- [Written exercise]: Find the lines holding the word "text" and collect them.

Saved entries
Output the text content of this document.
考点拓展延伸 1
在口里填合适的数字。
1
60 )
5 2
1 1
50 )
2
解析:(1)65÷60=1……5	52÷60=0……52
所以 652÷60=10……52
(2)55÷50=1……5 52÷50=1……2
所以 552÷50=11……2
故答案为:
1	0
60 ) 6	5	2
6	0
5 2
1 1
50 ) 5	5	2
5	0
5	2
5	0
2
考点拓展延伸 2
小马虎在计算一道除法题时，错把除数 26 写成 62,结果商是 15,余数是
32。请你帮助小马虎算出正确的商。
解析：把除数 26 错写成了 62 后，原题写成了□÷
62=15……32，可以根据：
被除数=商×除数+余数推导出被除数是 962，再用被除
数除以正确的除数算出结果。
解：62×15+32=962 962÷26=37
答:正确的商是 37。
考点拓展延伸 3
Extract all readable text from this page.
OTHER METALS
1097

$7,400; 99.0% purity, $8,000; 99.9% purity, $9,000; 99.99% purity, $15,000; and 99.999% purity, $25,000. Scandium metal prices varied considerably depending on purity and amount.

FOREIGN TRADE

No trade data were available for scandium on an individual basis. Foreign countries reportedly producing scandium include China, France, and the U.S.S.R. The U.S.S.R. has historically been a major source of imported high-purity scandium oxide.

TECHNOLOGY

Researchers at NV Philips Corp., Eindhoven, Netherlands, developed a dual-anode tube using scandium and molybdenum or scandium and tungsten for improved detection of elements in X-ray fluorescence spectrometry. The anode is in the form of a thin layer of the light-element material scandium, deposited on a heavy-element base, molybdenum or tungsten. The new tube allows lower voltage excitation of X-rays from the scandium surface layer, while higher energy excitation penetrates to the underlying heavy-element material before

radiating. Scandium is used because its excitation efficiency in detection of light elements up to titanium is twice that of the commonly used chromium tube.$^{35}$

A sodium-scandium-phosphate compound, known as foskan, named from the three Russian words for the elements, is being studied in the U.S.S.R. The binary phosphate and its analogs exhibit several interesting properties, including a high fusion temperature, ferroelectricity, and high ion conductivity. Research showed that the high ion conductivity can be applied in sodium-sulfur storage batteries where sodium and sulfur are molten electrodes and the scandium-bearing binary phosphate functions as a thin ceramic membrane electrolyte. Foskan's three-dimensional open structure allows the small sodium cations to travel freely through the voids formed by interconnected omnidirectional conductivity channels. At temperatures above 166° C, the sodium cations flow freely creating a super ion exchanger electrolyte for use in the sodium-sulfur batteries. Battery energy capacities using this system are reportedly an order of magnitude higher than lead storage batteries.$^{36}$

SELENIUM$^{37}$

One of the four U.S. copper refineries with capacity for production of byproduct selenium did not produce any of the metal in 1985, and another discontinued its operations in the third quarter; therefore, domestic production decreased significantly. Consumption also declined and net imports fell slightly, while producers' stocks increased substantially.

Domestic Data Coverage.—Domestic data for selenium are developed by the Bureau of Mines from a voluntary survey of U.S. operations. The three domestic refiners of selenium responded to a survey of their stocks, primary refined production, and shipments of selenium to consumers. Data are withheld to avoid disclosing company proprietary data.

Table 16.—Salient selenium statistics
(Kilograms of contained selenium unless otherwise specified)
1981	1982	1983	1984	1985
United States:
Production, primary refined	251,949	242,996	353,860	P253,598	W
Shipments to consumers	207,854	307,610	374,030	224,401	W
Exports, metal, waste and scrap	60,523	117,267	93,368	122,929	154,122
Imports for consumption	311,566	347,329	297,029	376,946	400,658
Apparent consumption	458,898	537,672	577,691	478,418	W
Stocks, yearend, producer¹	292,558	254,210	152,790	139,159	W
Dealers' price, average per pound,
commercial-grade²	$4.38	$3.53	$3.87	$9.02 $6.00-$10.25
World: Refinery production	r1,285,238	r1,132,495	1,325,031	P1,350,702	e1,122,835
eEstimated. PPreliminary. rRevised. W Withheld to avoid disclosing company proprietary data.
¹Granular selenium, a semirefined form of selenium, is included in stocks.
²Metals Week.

- [Written response]:
Output the text content of this document.
Extract all readable text from this page.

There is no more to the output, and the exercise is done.